CONSEGNA:
Indica quante righe contengono la stringa "SEID". Scrivi solo il numero.

[Dati di annotazione del layout]
################

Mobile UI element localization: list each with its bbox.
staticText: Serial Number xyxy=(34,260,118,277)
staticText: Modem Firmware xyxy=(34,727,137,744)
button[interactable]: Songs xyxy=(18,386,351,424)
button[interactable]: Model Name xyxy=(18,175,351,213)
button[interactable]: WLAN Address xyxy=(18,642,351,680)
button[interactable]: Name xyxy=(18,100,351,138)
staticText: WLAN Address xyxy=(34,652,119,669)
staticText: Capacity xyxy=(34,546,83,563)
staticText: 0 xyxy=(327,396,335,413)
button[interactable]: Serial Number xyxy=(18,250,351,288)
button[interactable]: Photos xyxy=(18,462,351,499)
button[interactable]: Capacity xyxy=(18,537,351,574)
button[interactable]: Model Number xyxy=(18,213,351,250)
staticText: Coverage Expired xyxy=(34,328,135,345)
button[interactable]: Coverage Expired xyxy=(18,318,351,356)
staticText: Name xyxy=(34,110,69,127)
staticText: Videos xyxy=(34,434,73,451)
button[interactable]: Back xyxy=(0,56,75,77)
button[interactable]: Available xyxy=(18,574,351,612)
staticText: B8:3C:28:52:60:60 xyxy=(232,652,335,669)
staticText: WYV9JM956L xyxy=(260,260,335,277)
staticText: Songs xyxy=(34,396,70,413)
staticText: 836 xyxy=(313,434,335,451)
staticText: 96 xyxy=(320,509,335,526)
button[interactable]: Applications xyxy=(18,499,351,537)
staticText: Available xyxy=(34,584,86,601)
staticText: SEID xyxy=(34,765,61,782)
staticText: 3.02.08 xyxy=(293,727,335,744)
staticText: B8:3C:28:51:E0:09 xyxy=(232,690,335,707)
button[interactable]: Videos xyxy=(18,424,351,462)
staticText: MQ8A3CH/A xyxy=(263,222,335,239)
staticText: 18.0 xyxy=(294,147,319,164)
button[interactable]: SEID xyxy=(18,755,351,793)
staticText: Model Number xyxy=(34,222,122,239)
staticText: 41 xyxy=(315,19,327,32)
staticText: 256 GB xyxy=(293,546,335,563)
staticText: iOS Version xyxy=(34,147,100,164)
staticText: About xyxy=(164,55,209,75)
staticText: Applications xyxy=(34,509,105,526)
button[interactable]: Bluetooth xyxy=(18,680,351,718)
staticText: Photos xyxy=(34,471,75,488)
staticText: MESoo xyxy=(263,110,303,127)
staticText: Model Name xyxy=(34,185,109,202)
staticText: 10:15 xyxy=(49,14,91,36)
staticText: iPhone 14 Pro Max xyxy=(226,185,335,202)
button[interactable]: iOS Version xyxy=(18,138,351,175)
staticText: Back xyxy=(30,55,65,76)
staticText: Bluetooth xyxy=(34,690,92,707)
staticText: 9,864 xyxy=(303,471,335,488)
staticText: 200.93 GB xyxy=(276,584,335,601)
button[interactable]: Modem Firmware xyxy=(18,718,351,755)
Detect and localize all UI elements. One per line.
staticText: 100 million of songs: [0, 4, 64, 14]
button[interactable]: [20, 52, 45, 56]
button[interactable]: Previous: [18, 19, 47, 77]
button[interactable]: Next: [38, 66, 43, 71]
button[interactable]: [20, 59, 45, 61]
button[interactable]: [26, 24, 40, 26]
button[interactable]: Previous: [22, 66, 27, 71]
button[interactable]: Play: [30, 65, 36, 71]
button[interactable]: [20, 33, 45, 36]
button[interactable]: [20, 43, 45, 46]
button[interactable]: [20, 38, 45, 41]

################

SOLUZIONE:
2